DIRECTION:
Wherever a line holds the word "Bank", copy that line out.

(Figure dataset records)
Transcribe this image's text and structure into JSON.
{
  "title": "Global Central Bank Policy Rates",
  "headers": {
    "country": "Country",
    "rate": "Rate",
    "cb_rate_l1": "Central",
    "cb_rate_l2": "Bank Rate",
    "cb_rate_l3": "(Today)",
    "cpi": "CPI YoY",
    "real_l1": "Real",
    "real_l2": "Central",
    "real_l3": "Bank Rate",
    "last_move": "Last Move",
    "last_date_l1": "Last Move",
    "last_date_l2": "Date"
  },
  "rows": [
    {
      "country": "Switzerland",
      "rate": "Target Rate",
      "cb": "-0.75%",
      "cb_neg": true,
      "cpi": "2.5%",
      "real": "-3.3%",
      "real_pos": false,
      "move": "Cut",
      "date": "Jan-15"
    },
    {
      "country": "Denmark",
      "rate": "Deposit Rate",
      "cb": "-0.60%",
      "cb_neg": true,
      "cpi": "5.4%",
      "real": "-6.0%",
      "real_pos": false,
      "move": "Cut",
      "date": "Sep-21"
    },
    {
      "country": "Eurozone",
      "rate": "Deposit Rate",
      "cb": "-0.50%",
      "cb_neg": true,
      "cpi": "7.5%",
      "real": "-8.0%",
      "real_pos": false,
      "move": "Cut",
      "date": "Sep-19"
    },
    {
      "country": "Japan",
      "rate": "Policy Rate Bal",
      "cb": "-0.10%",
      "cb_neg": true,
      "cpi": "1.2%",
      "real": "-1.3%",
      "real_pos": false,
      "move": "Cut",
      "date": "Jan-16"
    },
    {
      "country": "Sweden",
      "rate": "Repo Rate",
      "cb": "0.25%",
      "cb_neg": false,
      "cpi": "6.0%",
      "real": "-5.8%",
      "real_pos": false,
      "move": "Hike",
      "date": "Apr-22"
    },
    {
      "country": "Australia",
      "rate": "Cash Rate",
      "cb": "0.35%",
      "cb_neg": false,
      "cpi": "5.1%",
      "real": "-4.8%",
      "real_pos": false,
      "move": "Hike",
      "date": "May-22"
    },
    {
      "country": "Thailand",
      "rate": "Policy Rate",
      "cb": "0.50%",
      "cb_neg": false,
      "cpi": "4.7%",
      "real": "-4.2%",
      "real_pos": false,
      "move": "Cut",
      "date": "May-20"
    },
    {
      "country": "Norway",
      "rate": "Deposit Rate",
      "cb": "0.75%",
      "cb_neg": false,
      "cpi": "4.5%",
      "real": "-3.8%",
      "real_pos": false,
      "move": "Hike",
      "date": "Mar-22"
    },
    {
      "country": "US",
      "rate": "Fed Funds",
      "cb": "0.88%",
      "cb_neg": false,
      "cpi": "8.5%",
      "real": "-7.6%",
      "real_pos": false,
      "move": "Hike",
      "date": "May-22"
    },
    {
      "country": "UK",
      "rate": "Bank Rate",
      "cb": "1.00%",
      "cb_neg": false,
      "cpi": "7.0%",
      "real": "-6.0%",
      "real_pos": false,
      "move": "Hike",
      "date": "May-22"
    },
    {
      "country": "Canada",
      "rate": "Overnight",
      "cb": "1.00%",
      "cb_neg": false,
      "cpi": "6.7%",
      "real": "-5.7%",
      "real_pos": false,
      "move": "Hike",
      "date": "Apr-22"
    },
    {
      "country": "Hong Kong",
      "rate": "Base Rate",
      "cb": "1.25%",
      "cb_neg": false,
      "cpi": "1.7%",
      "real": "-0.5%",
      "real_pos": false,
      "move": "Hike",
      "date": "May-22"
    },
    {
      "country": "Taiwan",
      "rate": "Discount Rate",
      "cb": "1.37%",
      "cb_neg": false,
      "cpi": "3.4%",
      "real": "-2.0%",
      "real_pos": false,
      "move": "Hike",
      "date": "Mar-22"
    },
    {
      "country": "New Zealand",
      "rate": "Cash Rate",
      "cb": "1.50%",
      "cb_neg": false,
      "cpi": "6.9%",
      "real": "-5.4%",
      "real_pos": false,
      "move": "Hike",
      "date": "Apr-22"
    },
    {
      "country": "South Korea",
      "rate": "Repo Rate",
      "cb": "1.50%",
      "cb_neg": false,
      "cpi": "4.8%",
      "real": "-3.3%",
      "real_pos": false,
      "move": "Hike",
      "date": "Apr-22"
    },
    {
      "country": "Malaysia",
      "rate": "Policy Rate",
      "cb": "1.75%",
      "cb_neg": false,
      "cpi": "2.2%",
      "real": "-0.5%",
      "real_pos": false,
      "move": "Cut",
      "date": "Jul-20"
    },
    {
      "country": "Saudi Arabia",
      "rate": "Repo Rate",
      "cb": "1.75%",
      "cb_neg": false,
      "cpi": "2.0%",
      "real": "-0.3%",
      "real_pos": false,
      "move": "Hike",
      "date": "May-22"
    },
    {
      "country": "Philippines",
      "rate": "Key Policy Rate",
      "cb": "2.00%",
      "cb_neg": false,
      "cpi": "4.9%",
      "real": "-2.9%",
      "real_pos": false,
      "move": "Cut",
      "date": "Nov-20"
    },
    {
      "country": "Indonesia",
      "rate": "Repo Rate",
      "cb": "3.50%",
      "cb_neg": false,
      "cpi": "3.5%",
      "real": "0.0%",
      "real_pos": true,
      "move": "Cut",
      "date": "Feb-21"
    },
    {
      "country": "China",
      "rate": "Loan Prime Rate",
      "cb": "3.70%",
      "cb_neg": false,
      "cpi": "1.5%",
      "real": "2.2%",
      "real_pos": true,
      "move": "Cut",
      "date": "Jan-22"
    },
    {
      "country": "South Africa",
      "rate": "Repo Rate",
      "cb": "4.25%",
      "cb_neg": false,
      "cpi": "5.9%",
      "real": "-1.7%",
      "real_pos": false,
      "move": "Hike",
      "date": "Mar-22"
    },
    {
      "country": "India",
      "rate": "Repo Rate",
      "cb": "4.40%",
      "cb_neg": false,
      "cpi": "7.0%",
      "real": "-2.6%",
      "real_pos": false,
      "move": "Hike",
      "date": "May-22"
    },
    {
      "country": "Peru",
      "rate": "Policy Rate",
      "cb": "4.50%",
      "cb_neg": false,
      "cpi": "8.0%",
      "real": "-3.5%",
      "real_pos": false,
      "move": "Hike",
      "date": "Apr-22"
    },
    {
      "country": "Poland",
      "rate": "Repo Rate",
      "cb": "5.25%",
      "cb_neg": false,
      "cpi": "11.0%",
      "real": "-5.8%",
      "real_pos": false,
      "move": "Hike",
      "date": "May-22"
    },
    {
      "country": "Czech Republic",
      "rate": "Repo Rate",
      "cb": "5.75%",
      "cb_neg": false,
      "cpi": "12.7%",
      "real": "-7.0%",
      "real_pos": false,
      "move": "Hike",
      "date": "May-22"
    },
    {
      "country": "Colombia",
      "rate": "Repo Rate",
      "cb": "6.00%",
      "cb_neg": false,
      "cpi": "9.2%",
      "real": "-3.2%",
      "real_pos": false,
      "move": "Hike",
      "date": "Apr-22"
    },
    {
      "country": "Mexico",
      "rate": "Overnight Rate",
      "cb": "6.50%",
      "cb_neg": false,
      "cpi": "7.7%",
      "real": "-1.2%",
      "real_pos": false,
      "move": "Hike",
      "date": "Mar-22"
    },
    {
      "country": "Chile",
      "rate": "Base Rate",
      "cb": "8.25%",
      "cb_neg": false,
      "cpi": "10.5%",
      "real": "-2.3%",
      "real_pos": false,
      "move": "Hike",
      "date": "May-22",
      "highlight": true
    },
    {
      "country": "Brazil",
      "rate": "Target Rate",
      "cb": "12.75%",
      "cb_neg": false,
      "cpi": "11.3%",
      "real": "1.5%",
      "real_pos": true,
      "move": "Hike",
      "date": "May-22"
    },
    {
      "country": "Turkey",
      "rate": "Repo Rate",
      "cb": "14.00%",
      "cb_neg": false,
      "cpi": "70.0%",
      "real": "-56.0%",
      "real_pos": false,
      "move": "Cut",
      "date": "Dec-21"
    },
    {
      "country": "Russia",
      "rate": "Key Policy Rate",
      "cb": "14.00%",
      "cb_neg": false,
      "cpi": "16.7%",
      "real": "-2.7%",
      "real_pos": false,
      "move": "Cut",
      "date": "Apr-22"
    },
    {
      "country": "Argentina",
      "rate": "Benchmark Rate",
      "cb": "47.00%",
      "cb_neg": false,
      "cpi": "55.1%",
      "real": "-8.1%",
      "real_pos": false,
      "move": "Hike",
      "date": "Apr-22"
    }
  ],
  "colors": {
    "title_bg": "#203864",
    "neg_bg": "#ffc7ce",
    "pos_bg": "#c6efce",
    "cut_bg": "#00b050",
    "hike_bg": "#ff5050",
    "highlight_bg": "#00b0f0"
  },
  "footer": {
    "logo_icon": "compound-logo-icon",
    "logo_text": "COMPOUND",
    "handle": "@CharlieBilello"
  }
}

EXPECTED ANSWER:
  "title": "Global Central Bank Policy Rates",
    "cb_rate_l2": "Bank Rate",
    "real_l3": "Bank Rate",
      "rate": "Bank Rate",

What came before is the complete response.